— START Records for this exercise —

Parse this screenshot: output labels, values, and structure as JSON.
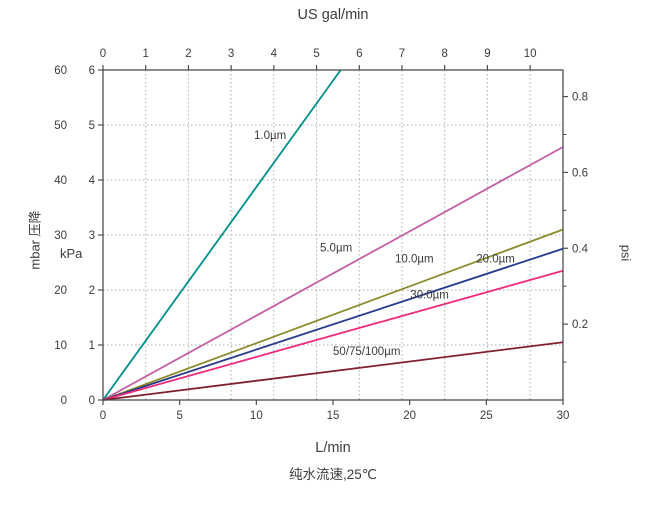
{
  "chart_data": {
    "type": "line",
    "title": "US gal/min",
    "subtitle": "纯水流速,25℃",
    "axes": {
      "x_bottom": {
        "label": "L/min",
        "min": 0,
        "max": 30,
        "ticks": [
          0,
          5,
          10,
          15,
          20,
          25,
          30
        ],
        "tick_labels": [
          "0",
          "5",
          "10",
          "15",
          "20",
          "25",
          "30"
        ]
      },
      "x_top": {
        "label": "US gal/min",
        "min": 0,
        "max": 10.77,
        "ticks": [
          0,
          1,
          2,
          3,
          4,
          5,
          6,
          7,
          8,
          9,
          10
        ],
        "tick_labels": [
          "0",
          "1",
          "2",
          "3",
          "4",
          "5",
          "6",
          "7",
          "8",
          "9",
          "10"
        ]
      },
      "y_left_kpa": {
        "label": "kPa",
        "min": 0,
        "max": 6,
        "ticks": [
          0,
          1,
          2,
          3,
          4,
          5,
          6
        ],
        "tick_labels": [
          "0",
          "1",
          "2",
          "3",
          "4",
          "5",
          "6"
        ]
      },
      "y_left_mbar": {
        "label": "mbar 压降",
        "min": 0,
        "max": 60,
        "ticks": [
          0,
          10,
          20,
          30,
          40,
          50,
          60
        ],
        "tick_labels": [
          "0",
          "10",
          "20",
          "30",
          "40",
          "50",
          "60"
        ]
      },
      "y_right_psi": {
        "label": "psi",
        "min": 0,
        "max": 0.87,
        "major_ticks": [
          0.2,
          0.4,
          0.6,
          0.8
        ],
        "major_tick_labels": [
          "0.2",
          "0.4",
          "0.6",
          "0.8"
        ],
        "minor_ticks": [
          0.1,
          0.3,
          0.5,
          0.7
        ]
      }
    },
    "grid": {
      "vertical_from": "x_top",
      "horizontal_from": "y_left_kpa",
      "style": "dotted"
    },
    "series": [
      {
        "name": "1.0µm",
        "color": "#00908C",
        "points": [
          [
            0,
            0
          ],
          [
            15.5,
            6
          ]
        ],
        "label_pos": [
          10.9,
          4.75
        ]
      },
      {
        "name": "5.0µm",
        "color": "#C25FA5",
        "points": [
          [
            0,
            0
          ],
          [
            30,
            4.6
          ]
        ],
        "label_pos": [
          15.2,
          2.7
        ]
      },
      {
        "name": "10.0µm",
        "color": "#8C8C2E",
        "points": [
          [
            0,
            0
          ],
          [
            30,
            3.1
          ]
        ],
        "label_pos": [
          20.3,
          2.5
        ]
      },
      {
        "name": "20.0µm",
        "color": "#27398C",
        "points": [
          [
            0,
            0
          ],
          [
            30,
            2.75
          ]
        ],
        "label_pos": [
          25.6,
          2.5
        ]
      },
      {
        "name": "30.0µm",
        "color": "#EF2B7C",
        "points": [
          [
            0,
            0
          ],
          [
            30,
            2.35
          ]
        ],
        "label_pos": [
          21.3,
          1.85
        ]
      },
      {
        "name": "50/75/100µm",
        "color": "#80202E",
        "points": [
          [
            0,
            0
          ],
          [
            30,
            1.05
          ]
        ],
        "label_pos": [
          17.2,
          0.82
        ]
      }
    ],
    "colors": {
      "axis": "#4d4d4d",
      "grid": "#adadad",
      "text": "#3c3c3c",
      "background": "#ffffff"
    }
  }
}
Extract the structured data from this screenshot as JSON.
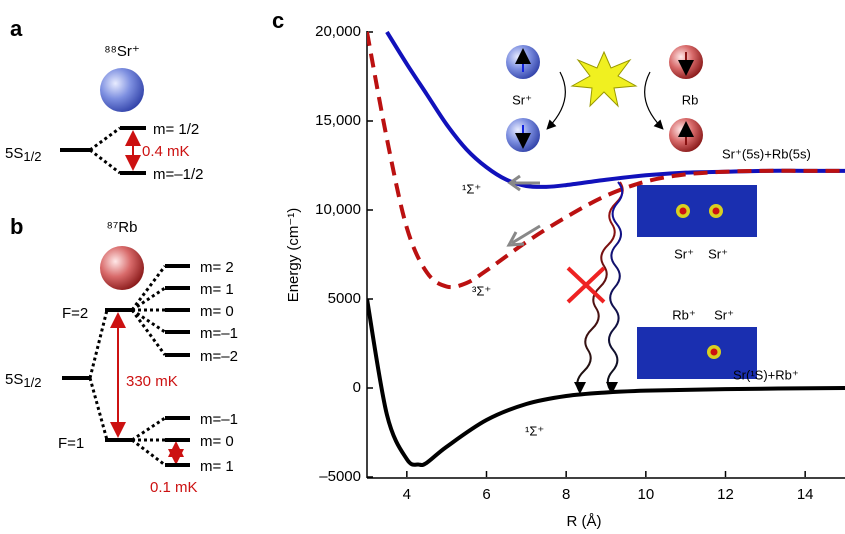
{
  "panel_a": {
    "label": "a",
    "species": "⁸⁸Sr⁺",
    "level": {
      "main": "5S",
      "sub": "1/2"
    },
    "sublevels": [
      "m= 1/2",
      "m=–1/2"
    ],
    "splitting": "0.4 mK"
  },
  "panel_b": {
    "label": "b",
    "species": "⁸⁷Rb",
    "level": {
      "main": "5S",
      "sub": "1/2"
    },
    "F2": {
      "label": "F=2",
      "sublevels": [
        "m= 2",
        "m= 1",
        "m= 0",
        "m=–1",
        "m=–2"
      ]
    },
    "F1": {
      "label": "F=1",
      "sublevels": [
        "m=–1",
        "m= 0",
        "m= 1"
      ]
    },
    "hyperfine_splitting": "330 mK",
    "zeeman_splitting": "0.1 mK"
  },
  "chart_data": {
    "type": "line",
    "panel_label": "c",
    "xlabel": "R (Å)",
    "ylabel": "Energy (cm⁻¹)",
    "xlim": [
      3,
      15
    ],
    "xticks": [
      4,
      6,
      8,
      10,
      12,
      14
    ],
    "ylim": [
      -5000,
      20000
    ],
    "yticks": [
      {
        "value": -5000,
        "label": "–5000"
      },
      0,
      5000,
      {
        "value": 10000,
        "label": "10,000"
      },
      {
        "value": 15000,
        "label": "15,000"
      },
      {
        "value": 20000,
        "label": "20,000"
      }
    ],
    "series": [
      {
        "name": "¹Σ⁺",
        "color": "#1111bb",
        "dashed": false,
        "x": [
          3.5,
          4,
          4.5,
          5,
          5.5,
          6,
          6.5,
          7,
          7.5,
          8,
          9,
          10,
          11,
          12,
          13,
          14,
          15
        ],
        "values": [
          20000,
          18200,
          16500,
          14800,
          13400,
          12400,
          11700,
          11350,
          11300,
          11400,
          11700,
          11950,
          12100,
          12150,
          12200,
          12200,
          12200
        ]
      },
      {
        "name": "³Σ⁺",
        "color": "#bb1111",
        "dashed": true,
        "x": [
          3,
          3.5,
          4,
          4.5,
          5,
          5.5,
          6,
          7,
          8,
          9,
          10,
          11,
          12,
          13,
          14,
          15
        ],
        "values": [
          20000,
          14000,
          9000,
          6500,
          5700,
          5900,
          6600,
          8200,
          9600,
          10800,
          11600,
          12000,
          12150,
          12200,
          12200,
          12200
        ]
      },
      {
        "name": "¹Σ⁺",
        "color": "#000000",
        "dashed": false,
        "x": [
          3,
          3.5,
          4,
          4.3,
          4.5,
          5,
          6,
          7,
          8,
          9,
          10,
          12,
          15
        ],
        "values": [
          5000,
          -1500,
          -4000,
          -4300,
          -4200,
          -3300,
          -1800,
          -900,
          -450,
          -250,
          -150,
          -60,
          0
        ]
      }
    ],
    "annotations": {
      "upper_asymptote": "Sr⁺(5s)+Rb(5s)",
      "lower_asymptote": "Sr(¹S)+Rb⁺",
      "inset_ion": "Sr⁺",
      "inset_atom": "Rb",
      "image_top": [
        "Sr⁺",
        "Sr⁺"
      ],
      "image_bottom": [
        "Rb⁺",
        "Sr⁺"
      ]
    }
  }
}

— END Records for this exercise —

[Work instructions] Write out the listing above again, exactly, but with no pictures in the copy.

[Finished exercise]
Parse this screenshot: output labels, values, and structure as JSON.
{
  "chart_data": {
    "type": "line",
    "title": "US gal/min",
    "subtitle": "纯水流速,25℃",
    "axes": {
      "x_bottom": {
        "label": "L/min",
        "min": 0,
        "max": 30,
        "ticks": [
          0,
          5,
          10,
          15,
          20,
          25,
          30
        ],
        "tick_labels": [
          "0",
          "5",
          "10",
          "15",
          "20",
          "25",
          "30"
        ]
      },
      "x_top": {
        "label": "US gal/min",
        "min": 0,
        "max": 10.77,
        "ticks": [
          0,
          1,
          2,
          3,
          4,
          5,
          6,
          7,
          8,
          9,
          10
        ],
        "tick_labels": [
          "0",
          "1",
          "2",
          "3",
          "4",
          "5",
          "6",
          "7",
          "8",
          "9",
          "10"
        ]
      },
      "y_left_kpa": {
        "label": "kPa",
        "min": 0,
        "max": 6,
        "ticks": [
          0,
          1,
          2,
          3,
          4,
          5,
          6
        ],
        "tick_labels": [
          "0",
          "1",
          "2",
          "3",
          "4",
          "5",
          "6"
        ]
      },
      "y_left_mbar": {
        "label": "mbar 压降",
        "min": 0,
        "max": 60,
        "ticks": [
          0,
          10,
          20,
          30,
          40,
          50,
          60
        ],
        "tick_labels": [
          "0",
          "10",
          "20",
          "30",
          "40",
          "50",
          "60"
        ]
      },
      "y_right_psi": {
        "label": "psi",
        "min": 0,
        "max": 0.87,
        "major_ticks": [
          0.2,
          0.4,
          0.6,
          0.8
        ],
        "major_tick_labels": [
          "0.2",
          "0.4",
          "0.6",
          "0.8"
        ],
        "minor_ticks": [
          0.1,
          0.3,
          0.5,
          0.7
        ]
      }
    },
    "grid": {
      "vertical_from": "x_top",
      "horizontal_from": "y_left_kpa",
      "style": "dotted"
    },
    "series": [
      {
        "name": "1.0µm",
        "color": "#00908C",
        "points": [
          [
            0,
            0
          ],
          [
            15.5,
            6
          ]
        ],
        "label_pos": [
          10.9,
          4.75
        ]
      },
      {
        "name": "5.0µm",
        "color": "#C25FA5",
        "points": [
          [
            0,
            0
          ],
          [
            30,
            4.6
          ]
        ],
        "label_pos": [
          15.2,
          2.7
        ]
      },
      {
        "name": "10.0µm",
        "color": "#8C8C2E",
        "points": [
          [
            0,
            0
          ],
          [
            30,
            3.1
          ]
        ],
        "label_pos": [
          20.3,
          2.5
        ]
      },
      {
        "name": "20.0µm",
        "color": "#27398C",
        "points": [
          [
            0,
            0
          ],
          [
            30,
            2.75
          ]
        ],
        "label_pos": [
          25.6,
          2.5
        ]
      },
      {
        "name": "30.0µm",
        "color": "#EF2B7C",
        "points": [
          [
            0,
            0
          ],
          [
            30,
            2.35
          ]
        ],
        "label_pos": [
          21.3,
          1.85
        ]
      },
      {
        "name": "50/75/100µm",
        "color": "#80202E",
        "points": [
          [
            0,
            0
          ],
          [
            30,
            1.05
          ]
        ],
        "label_pos": [
          17.2,
          0.82
        ]
      }
    ],
    "colors": {
      "axis": "#4d4d4d",
      "grid": "#adadad",
      "text": "#3c3c3c",
      "background": "#ffffff"
    }
  }
}
Extract the structured data from this screenshot as JSON.
{
  "panel_a": {
    "label": "a",
    "species": "⁸⁸Sr⁺",
    "level": {
      "main": "5S",
      "sub": "1/2"
    },
    "sublevels": [
      "m= 1/2",
      "m=–1/2"
    ],
    "splitting": "0.4 mK"
  },
  "panel_b": {
    "label": "b",
    "species": "⁸⁷Rb",
    "level": {
      "main": "5S",
      "sub": "1/2"
    },
    "F2": {
      "label": "F=2",
      "sublevels": [
        "m= 2",
        "m= 1",
        "m= 0",
        "m=–1",
        "m=–2"
      ]
    },
    "F1": {
      "label": "F=1",
      "sublevels": [
        "m=–1",
        "m= 0",
        "m= 1"
      ]
    },
    "hyperfine_splitting": "330 mK",
    "zeeman_splitting": "0.1 mK"
  },
  "chart_data": {
    "type": "line",
    "panel_label": "c",
    "xlabel": "R (Å)",
    "ylabel": "Energy (cm⁻¹)",
    "xlim": [
      3,
      15
    ],
    "xticks": [
      4,
      6,
      8,
      10,
      12,
      14
    ],
    "ylim": [
      -5000,
      20000
    ],
    "yticks": [
      {
        "value": -5000,
        "label": "–5000"
      },
      0,
      5000,
      {
        "value": 10000,
        "label": "10,000"
      },
      {
        "value": 15000,
        "label": "15,000"
      },
      {
        "value": 20000,
        "label": "20,000"
      }
    ],
    "series": [
      {
        "name": "¹Σ⁺",
        "color": "#1111bb",
        "dashed": false,
        "x": [
          3.5,
          4,
          4.5,
          5,
          5.5,
          6,
          6.5,
          7,
          7.5,
          8,
          9,
          10,
          11,
          12,
          13,
          14,
          15
        ],
        "values": [
          20000,
          18200,
          16500,
          14800,
          13400,
          12400,
          11700,
          11350,
          11300,
          11400,
          11700,
          11950,
          12100,
          12150,
          12200,
          12200,
          12200
        ]
      },
      {
        "name": "³Σ⁺",
        "color": "#bb1111",
        "dashed": true,
        "x": [
          3,
          3.5,
          4,
          4.5,
          5,
          5.5,
          6,
          7,
          8,
          9,
          10,
          11,
          12,
          13,
          14,
          15
        ],
        "values": [
          20000,
          14000,
          9000,
          6500,
          5700,
          5900,
          6600,
          8200,
          9600,
          10800,
          11600,
          12000,
          12150,
          12200,
          12200,
          12200
        ]
      },
      {
        "name": "¹Σ⁺",
        "color": "#000000",
        "dashed": false,
        "x": [
          3,
          3.5,
          4,
          4.3,
          4.5,
          5,
          6,
          7,
          8,
          9,
          10,
          12,
          15
        ],
        "values": [
          5000,
          -1500,
          -4000,
          -4300,
          -4200,
          -3300,
          -1800,
          -900,
          -450,
          -250,
          -150,
          -60,
          0
        ]
      }
    ],
    "annotations": {
      "upper_asymptote": "Sr⁺(5s)+Rb(5s)",
      "lower_asymptote": "Sr(¹S)+Rb⁺",
      "inset_ion": "Sr⁺",
      "inset_atom": "Rb",
      "image_top": [
        "Sr⁺",
        "Sr⁺"
      ],
      "image_bottom": [
        "Rb⁺",
        "Sr⁺"
      ]
    }
  }
}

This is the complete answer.